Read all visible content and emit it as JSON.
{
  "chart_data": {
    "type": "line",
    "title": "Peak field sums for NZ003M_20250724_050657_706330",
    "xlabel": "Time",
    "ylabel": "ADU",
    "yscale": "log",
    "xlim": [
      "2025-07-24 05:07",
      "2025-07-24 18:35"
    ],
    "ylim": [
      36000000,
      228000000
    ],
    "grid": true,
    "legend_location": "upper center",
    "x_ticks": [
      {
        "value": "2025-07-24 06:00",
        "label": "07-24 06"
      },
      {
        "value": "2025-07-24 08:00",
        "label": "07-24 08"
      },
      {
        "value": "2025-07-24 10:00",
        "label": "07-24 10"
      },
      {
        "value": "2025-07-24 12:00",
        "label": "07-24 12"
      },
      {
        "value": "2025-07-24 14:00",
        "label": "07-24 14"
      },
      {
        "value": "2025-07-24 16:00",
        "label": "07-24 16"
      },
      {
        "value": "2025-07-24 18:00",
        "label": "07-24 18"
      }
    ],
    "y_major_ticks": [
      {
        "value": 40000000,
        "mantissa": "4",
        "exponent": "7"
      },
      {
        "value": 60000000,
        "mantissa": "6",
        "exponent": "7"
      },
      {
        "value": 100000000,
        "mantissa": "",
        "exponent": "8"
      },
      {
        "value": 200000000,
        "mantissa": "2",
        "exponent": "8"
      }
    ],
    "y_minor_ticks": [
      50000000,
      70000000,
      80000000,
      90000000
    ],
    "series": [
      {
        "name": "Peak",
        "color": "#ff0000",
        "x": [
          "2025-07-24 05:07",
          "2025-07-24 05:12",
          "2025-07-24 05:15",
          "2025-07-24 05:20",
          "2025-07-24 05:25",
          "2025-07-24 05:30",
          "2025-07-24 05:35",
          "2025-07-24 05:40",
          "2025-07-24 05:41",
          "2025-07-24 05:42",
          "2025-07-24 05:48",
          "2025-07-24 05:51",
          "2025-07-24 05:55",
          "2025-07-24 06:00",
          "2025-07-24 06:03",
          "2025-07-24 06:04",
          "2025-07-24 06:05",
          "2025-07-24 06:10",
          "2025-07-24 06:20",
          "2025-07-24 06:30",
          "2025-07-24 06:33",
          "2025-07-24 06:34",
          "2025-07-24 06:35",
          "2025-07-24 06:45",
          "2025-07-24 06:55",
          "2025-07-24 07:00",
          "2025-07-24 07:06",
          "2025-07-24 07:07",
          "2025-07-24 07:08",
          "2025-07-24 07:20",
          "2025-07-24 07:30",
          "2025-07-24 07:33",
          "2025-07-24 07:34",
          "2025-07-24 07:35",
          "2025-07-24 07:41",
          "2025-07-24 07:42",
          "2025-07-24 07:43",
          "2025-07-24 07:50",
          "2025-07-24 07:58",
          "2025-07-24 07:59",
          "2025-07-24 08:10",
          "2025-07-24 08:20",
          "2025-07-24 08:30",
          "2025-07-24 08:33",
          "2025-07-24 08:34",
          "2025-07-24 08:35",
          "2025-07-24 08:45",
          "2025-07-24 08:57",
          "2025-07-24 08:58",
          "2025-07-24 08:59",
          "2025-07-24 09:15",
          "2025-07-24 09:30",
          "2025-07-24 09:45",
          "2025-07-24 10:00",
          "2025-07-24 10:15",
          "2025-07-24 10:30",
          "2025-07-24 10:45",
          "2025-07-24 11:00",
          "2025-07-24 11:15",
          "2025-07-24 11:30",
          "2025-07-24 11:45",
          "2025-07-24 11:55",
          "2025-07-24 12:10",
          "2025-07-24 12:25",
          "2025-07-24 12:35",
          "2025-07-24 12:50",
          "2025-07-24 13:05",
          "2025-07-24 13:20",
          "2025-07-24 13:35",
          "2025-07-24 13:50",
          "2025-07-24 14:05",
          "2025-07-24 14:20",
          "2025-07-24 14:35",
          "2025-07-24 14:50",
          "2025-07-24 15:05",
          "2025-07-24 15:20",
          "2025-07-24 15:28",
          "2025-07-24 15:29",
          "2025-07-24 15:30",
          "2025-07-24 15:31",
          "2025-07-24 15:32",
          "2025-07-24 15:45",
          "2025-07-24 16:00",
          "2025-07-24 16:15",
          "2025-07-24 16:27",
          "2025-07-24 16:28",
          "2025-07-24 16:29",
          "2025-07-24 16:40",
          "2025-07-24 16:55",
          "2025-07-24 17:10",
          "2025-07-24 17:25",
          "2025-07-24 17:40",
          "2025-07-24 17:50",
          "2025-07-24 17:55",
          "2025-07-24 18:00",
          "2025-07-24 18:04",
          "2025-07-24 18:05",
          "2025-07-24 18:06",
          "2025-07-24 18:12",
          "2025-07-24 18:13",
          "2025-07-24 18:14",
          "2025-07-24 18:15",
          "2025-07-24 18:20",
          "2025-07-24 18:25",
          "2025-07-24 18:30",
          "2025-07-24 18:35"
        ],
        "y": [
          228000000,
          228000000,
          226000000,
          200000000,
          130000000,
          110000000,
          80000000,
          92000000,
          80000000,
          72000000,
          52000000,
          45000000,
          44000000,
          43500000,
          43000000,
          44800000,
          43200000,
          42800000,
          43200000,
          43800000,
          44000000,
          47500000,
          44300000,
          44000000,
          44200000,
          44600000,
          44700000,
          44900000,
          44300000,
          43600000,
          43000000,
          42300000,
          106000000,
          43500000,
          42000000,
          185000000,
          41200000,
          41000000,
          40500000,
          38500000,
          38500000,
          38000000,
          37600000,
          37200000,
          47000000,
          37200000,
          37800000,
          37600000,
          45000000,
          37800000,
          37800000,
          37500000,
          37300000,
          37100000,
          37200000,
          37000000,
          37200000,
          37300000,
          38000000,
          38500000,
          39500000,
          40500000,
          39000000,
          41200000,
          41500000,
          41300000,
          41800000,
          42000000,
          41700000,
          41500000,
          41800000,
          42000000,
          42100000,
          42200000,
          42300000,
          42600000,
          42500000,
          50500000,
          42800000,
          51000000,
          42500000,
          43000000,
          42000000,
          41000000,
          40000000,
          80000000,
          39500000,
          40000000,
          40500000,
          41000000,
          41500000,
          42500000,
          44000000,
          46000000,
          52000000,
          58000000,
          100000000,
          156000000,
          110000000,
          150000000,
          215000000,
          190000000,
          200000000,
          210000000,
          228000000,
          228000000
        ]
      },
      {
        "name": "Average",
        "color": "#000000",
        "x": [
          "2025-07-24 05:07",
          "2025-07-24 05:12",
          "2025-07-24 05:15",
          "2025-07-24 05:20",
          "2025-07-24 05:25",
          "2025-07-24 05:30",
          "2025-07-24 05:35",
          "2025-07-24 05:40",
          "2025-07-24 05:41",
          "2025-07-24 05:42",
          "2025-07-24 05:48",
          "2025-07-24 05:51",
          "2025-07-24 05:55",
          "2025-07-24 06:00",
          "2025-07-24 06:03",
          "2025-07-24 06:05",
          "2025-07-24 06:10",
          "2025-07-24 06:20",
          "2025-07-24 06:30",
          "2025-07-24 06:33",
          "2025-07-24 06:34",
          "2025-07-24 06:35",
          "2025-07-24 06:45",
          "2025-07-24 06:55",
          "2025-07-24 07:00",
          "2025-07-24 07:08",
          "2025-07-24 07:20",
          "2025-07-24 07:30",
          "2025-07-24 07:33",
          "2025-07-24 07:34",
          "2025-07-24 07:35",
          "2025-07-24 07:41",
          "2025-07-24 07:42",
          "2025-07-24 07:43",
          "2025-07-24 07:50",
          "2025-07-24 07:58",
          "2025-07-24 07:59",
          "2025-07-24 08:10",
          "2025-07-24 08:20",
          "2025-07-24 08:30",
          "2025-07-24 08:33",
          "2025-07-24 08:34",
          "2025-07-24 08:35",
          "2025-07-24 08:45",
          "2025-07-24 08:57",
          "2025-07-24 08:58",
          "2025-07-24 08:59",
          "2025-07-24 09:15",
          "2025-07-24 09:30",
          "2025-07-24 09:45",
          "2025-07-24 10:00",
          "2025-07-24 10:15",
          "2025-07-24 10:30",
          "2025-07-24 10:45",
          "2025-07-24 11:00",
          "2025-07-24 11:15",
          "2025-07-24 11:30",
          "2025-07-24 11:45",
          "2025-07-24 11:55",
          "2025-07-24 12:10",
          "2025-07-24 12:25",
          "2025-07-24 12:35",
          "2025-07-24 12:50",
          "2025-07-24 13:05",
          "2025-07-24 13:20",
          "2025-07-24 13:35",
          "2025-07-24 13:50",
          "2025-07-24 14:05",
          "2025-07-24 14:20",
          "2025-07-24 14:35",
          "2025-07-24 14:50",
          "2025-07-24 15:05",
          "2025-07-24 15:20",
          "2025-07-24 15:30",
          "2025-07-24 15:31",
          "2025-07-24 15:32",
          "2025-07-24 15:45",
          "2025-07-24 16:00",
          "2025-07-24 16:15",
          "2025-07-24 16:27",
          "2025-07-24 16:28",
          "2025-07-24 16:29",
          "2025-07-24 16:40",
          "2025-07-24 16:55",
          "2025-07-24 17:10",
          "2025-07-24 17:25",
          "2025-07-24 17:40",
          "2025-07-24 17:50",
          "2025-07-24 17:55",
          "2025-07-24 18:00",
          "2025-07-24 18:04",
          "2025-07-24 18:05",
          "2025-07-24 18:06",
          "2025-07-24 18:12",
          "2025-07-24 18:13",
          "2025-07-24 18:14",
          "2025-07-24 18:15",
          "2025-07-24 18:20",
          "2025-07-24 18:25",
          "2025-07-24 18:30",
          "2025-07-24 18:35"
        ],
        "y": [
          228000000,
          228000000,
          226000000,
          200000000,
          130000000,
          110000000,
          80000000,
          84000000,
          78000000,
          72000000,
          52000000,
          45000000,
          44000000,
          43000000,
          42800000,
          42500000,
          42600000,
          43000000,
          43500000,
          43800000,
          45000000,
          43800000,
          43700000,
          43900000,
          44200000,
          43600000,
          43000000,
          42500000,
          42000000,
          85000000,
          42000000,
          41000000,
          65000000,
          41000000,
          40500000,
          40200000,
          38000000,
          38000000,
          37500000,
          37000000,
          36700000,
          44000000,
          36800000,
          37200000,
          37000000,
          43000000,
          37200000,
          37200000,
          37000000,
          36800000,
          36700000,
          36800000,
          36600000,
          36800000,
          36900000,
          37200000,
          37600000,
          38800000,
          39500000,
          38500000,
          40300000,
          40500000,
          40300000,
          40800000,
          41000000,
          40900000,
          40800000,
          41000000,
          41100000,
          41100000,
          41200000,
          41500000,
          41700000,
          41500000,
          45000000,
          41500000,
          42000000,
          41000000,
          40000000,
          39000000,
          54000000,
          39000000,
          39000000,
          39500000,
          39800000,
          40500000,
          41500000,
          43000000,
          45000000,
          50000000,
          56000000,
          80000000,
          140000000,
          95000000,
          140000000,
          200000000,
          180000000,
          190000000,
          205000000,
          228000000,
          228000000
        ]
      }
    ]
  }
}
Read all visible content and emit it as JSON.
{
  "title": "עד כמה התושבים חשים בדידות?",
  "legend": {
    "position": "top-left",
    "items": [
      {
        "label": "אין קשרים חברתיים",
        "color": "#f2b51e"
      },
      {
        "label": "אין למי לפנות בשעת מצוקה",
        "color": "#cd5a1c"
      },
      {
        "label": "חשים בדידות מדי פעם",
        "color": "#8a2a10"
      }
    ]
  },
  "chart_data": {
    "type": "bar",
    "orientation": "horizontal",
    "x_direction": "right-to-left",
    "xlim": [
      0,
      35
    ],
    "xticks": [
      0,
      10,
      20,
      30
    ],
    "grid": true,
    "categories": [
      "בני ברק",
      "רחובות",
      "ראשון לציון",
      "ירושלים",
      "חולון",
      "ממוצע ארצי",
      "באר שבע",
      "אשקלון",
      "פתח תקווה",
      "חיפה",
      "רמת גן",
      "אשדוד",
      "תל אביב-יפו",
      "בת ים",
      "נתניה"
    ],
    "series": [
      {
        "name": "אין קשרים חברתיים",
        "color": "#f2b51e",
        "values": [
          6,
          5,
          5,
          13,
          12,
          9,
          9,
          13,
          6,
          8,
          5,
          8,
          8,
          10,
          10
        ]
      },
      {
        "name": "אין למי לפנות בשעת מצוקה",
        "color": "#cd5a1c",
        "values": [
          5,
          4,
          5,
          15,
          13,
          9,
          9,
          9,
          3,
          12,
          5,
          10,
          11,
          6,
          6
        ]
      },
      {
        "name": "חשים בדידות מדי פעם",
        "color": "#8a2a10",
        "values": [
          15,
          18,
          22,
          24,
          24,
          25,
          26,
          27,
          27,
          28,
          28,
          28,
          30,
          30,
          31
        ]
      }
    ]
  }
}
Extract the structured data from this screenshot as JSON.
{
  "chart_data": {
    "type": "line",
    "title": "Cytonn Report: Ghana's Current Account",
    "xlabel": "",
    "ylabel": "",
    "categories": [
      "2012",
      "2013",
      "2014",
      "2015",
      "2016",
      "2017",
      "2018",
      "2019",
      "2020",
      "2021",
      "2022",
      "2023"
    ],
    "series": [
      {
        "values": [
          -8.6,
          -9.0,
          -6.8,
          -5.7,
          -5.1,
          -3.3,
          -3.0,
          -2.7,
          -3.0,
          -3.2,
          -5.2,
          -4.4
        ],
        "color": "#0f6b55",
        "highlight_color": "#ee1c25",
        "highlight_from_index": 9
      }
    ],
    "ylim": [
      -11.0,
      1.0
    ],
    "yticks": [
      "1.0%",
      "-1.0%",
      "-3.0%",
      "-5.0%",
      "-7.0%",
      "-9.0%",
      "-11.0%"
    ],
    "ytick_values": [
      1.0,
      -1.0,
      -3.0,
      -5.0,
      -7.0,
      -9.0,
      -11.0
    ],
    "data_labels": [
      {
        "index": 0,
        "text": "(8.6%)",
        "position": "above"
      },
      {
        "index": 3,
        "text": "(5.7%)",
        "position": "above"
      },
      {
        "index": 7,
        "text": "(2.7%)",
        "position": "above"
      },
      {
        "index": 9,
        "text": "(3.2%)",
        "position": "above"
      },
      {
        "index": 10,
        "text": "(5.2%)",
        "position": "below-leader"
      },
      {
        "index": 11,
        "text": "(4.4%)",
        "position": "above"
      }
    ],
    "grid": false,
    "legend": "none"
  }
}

THE TASK: Take every line from the records above that has the word "מצוקה" and copy it.

WRITTEN REPLY:
        "label": "אין למי לפנות בשעת מצוקה",
        "name": "אין למי לפנות בשעת מצוקה",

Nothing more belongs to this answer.